→ Your goal: Output an exact reproduction of the data.

◇ ◇ ◇ ◇ ◇ ◇ ◇

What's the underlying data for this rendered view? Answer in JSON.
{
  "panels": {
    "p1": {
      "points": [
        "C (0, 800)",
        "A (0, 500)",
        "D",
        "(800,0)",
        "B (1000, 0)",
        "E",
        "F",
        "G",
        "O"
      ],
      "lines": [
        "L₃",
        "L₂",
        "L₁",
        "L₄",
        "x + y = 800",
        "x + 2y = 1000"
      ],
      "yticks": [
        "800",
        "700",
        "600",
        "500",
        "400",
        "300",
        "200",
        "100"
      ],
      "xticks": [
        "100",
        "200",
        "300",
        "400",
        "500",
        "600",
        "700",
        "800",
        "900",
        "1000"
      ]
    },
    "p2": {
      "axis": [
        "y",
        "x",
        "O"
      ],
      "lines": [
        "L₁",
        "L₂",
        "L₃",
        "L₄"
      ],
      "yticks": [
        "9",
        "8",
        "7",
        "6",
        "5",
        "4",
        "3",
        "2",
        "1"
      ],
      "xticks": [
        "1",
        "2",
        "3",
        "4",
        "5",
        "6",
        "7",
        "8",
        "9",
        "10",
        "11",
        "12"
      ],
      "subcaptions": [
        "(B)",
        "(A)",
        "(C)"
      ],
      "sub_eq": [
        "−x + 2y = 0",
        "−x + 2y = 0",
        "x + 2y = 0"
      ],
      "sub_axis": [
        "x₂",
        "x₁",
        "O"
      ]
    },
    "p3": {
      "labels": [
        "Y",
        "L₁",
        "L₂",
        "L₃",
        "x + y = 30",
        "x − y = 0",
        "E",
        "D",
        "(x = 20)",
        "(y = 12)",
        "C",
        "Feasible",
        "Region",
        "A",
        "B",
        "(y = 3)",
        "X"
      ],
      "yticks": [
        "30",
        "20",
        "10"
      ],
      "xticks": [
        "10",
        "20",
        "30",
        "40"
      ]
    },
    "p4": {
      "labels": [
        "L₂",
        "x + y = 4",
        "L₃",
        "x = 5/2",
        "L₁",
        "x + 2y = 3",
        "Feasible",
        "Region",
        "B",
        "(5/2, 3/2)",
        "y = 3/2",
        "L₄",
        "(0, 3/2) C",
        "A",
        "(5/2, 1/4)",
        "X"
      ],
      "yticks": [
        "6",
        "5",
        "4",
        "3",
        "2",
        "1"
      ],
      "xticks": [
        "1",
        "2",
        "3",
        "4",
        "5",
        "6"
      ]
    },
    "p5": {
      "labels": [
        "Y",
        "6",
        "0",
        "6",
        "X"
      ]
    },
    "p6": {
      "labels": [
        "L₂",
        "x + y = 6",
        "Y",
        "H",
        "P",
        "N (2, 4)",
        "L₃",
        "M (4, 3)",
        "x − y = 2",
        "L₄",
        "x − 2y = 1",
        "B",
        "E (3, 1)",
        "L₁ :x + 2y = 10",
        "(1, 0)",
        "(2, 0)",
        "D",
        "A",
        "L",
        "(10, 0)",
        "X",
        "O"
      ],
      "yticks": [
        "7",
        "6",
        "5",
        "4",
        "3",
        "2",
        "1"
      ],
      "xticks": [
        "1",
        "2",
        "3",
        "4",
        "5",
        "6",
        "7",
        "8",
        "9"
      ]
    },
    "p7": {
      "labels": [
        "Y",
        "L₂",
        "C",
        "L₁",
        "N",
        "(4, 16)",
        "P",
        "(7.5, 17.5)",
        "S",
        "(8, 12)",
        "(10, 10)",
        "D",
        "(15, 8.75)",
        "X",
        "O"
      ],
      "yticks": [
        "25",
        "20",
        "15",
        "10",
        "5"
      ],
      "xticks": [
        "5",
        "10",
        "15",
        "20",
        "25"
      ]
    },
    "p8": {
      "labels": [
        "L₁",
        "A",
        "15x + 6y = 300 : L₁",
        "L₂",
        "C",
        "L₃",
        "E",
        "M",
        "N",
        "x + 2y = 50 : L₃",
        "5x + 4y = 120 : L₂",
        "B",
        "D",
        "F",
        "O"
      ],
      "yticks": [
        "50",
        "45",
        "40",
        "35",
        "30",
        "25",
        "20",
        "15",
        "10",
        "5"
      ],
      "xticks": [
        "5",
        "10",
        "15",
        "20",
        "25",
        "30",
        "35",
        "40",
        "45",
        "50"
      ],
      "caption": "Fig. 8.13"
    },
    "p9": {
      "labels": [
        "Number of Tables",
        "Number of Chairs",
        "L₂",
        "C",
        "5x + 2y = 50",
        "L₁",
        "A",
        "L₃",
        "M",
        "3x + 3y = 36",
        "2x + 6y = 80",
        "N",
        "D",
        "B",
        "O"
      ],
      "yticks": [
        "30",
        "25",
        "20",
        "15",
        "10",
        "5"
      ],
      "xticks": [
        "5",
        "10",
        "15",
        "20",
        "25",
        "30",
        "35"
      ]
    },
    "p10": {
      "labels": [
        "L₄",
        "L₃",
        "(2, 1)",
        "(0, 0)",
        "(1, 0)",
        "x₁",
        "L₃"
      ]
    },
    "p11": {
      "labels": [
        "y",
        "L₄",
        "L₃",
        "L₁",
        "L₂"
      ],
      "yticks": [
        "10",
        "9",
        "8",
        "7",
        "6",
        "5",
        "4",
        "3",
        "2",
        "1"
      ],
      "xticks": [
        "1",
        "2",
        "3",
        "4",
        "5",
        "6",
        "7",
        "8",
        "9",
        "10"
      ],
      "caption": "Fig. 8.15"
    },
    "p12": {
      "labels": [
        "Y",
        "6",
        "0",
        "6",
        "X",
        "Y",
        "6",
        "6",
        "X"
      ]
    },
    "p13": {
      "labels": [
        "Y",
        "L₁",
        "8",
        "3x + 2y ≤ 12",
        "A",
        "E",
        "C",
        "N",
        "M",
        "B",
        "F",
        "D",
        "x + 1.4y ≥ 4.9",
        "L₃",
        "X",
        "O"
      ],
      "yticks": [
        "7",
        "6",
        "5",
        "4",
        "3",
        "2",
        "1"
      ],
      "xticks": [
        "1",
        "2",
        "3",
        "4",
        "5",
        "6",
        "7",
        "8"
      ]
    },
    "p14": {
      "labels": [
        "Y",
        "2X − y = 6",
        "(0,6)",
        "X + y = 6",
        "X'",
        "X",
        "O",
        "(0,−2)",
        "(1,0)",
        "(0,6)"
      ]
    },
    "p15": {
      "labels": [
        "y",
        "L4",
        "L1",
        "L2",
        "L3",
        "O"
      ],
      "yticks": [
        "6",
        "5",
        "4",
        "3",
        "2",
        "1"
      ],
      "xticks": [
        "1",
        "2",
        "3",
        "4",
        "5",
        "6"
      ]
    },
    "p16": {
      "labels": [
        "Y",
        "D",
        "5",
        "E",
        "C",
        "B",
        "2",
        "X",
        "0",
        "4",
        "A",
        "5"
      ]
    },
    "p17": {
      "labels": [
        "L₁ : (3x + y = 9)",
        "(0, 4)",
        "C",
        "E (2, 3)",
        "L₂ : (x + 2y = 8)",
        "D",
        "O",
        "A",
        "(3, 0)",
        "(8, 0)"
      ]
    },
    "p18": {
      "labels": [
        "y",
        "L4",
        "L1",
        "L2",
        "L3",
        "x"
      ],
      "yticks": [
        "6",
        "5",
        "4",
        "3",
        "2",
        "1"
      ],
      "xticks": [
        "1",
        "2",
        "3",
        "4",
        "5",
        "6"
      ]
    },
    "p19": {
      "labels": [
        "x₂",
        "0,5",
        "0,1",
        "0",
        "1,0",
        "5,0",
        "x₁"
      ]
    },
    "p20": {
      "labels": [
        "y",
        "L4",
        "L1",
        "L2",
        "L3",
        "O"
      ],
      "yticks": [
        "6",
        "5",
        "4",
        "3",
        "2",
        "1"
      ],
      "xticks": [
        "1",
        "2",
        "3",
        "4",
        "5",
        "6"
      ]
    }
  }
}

◇ ◇ ◇ ◇ ◇ ◇ ◇

→ Full response:
What's the underlying data for this rendered view? Answer in JSON.
{
  "panels": {
    "p1": {
      "points": [
        "C (0, 800)",
        "A (0, 500)",
        "D",
        "(800,0)",
        "B (1000, 0)",
        "E",
        "F",
        "G",
        "O"
      ],
      "lines": [
        "L₃",
        "L₂",
        "L₁",
        "L₄",
        "x + y = 800",
        "x + 2y = 1000"
      ],
      "yticks": [
        "800",
        "700",
        "600",
        "500",
        "400",
        "300",
        "200",
        "100"
      ],
      "xticks": [
        "100",
        "200",
        "300",
        "400",
        "500",
        "600",
        "700",
        "800",
        "900",
        "1000"
      ]
    },
    "p2": {
      "axis": [
        "y",
        "x",
        "O"
      ],
      "lines": [
        "L₁",
        "L₂",
        "L₃",
        "L₄"
      ],
      "yticks": [
        "9",
        "8",
        "7",
        "6",
        "5",
        "4",
        "3",
        "2",
        "1"
      ],
      "xticks": [
        "1",
        "2",
        "3",
        "4",
        "5",
        "6",
        "7",
        "8",
        "9",
        "10",
        "11",
        "12"
      ],
      "subcaptions": [
        "(B)",
        "(A)",
        "(C)"
      ],
      "sub_eq": [
        "−x + 2y = 0",
        "−x + 2y = 0",
        "x + 2y = 0"
      ],
      "sub_axis": [
        "x₂",
        "x₁",
        "O"
      ]
    },
    "p3": {
      "labels": [
        "Y",
        "L₁",
        "L₂",
        "L₃",
        "x + y = 30",
        "x − y = 0",
        "E",
        "D",
        "(x = 20)",
        "(y = 12)",
        "C",
        "Feasible",
        "Region",
        "A",
        "B",
        "(y = 3)",
        "X"
      ],
      "yticks": [
        "30",
        "20",
        "10"
      ],
      "xticks": [
        "10",
        "20",
        "30",
        "40"
      ]
    },
    "p4": {
      "labels": [
        "L₂",
        "x + y = 4",
        "L₃",
        "x = 5/2",
        "L₁",
        "x + 2y = 3",
        "Feasible",
        "Region",
        "B",
        "(5/2, 3/2)",
        "y = 3/2",
        "L₄",
        "(0, 3/2) C",
        "A",
        "(5/2, 1/4)",
        "X"
      ],
      "yticks": [
        "6",
        "5",
        "4",
        "3",
        "2",
        "1"
      ],
      "xticks": [
        "1",
        "2",
        "3",
        "4",
        "5",
        "6"
      ]
    },
    "p5": {
      "labels": [
        "Y",
        "6",
        "0",
        "6",
        "X"
      ]
    },
    "p6": {
      "labels": [
        "L₂",
        "x + y = 6",
        "Y",
        "H",
        "P",
        "N (2, 4)",
        "L₃",
        "M (4, 3)",
        "x − y = 2",
        "L₄",
        "x − 2y = 1",
        "B",
        "E (3, 1)",
        "L₁ :x + 2y = 10",
        "(1, 0)",
        "(2, 0)",
        "D",
        "A",
        "L",
        "(10, 0)",
        "X",
        "O"
      ],
      "yticks": [
        "7",
        "6",
        "5",
        "4",
        "3",
        "2",
        "1"
      ],
      "xticks": [
        "1",
        "2",
        "3",
        "4",
        "5",
        "6",
        "7",
        "8",
        "9"
      ]
    },
    "p7": {
      "labels": [
        "Y",
        "L₂",
        "C",
        "L₁",
        "N",
        "(4, 16)",
        "P",
        "(7.5, 17.5)",
        "S",
        "(8, 12)",
        "(10, 10)",
        "D",
        "(15, 8.75)",
        "X",
        "O"
      ],
      "yticks": [
        "25",
        "20",
        "15",
        "10",
        "5"
      ],
      "xticks": [
        "5",
        "10",
        "15",
        "20",
        "25"
      ]
    },
    "p8": {
      "labels": [
        "L₁",
        "A",
        "15x + 6y = 300 : L₁",
        "L₂",
        "C",
        "L₃",
        "E",
        "M",
        "N",
        "x + 2y = 50 : L₃",
        "5x + 4y = 120 : L₂",
        "B",
        "D",
        "F",
        "O"
      ],
      "yticks": [
        "50",
        "45",
        "40",
        "35",
        "30",
        "25",
        "20",
        "15",
        "10",
        "5"
      ],
      "xticks": [
        "5",
        "10",
        "15",
        "20",
        "25",
        "30",
        "35",
        "40",
        "45",
        "50"
      ],
      "caption": "Fig. 8.13"
    },
    "p9": {
      "labels": [
        "Number of Tables",
        "Number of Chairs",
        "L₂",
        "C",
        "5x + 2y = 50",
        "L₁",
        "A",
        "L₃",
        "M",
        "3x + 3y = 36",
        "2x + 6y = 80",
        "N",
        "D",
        "B",
        "O"
      ],
      "yticks": [
        "30",
        "25",
        "20",
        "15",
        "10",
        "5"
      ],
      "xticks": [
        "5",
        "10",
        "15",
        "20",
        "25",
        "30",
        "35"
      ]
    },
    "p10": {
      "labels": [
        "L₄",
        "L₃",
        "(2, 1)",
        "(0, 0)",
        "(1, 0)",
        "x₁",
        "L₃"
      ]
    },
    "p11": {
      "labels": [
        "y",
        "L₄",
        "L₃",
        "L₁",
        "L₂"
      ],
      "yticks": [
        "10",
        "9",
        "8",
        "7",
        "6",
        "5",
        "4",
        "3",
        "2",
        "1"
      ],
      "xticks": [
        "1",
        "2",
        "3",
        "4",
        "5",
        "6",
        "7",
        "8",
        "9",
        "10"
      ],
      "caption": "Fig. 8.15"
    },
    "p12": {
      "labels": [
        "Y",
        "6",
        "0",
        "6",
        "X",
        "Y",
        "6",
        "6",
        "X"
      ]
    },
    "p13": {
      "labels": [
        "Y",
        "L₁",
        "8",
        "3x + 2y ≤ 12",
        "A",
        "E",
        "C",
        "N",
        "M",
        "B",
        "F",
        "D",
        "x + 1.4y ≥ 4.9",
        "L₃",
        "X",
        "O"
      ],
      "yticks": [
        "7",
        "6",
        "5",
        "4",
        "3",
        "2",
        "1"
      ],
      "xticks": [
        "1",
        "2",
        "3",
        "4",
        "5",
        "6",
        "7",
        "8"
      ]
    },
    "p14": {
      "labels": [
        "Y",
        "2X − y = 6",
        "(0,6)",
        "X + y = 6",
        "X'",
        "X",
        "O",
        "(0,−2)",
        "(1,0)",
        "(0,6)"
      ]
    },
    "p15": {
      "labels": [
        "y",
        "L4",
        "L1",
        "L2",
        "L3",
        "O"
      ],
      "yticks": [
        "6",
        "5",
        "4",
        "3",
        "2",
        "1"
      ],
      "xticks": [
        "1",
        "2",
        "3",
        "4",
        "5",
        "6"
      ]
    },
    "p16": {
      "labels": [
        "Y",
        "D",
        "5",
        "E",
        "C",
        "B",
        "2",
        "X",
        "0",
        "4",
        "A",
        "5"
      ]
    },
    "p17": {
      "labels": [
        "L₁ : (3x + y = 9)",
        "(0, 4)",
        "C",
        "E (2, 3)",
        "L₂ : (x + 2y = 8)",
        "D",
        "O",
        "A",
        "(3, 0)",
        "(8, 0)"
      ]
    },
    "p18": {
      "labels": [
        "y",
        "L4",
        "L1",
        "L2",
        "L3",
        "x"
      ],
      "yticks": [
        "6",
        "5",
        "4",
        "3",
        "2",
        "1"
      ],
      "xticks": [
        "1",
        "2",
        "3",
        "4",
        "5",
        "6"
      ]
    },
    "p19": {
      "labels": [
        "x₂",
        "0,5",
        "0,1",
        "0",
        "1,0",
        "5,0",
        "x₁"
      ]
    },
    "p20": {
      "labels": [
        "y",
        "L4",
        "L1",
        "L2",
        "L3",
        "O"
      ],
      "yticks": [
        "6",
        "5",
        "4",
        "3",
        "2",
        "1"
      ],
      "xticks": [
        "1",
        "2",
        "3",
        "4",
        "5",
        "6"
      ]
    }
  }
}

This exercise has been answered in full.